[Source passage]:
# Network not working on vaio after windows downgrade



## SuetYing (Jan 21, 2008)

I downgraded my Sony Vaio VGN-CR205E/P laptop from Windows Vista to XP. I found the audio driver, but I can’t seem to find the rest of them. I also cannot get my internet to work on my laptop. I’ve tried to find my vaio parts using the Sony Download Taxi site, but I can’t find the drivers for XP on Google.

Under Device Manager, I have the following question marks:

Other devices

Ethernet Controller
Mass Storage Controller
Modem Device on High Definition Audio Bus
Network Controller
SM Bus Controller
Video Controller
Video Controller (VGA Compatible)

Please help!


----------



## BCCOMP (Jul 9, 2007)

Hi,
Welcome to TSF.
I will see if I can help. I will need more info. I also cannot garantee this will work 100%, so I hoped you made or have the VISTA backup just in case, did you?

[What you have to do]: In the Vaio downgrade thread, which site did SuetYing use to look for the laptop's parts? The listing below comes from a separate source.

[Data for analysis]:
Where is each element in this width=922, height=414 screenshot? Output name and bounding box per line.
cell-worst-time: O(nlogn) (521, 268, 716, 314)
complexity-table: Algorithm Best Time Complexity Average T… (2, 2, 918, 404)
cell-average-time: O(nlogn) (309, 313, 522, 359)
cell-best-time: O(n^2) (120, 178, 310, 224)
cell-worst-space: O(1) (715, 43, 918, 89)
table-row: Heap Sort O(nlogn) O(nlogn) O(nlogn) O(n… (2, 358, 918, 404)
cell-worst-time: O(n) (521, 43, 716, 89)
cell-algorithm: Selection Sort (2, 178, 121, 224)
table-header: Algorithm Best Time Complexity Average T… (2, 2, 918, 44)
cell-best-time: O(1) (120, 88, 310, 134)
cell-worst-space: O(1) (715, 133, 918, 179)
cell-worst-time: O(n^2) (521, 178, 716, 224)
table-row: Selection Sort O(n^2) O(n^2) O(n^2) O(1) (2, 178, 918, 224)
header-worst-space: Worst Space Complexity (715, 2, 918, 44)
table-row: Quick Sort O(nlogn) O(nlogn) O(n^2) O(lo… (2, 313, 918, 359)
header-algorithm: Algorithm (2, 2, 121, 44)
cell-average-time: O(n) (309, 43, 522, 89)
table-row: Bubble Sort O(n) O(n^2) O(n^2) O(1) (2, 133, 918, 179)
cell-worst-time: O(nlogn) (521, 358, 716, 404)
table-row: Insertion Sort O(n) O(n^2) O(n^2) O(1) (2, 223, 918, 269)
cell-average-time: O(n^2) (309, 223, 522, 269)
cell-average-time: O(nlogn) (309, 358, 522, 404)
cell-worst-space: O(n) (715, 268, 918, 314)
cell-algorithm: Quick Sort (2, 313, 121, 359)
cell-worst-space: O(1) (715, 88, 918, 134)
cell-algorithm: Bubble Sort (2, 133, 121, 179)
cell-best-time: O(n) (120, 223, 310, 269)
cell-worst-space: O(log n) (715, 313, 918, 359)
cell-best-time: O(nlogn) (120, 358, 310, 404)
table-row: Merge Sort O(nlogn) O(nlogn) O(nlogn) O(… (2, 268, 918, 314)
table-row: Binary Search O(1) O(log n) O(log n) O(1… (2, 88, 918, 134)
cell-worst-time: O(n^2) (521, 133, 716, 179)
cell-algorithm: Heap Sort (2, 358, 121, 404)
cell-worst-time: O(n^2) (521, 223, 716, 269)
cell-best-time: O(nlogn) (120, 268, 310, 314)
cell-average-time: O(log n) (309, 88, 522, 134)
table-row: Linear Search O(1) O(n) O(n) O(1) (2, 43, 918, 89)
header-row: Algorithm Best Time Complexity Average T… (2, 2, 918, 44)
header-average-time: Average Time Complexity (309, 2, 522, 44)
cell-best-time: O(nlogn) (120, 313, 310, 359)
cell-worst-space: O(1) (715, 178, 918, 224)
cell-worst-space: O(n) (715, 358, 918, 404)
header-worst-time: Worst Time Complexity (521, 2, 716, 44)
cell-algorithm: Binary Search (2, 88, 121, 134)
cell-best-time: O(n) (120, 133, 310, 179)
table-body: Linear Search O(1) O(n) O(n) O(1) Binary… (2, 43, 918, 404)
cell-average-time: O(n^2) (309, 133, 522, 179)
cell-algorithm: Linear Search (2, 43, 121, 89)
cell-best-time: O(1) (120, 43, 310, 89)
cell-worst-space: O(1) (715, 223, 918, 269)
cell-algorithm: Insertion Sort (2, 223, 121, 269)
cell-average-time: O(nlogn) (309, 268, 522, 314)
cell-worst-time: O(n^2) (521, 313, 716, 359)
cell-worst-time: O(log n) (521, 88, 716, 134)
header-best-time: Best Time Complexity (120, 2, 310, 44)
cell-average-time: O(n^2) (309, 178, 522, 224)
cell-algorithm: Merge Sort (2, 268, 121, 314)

[Response to this exercise]: The Sony Download Taxi site.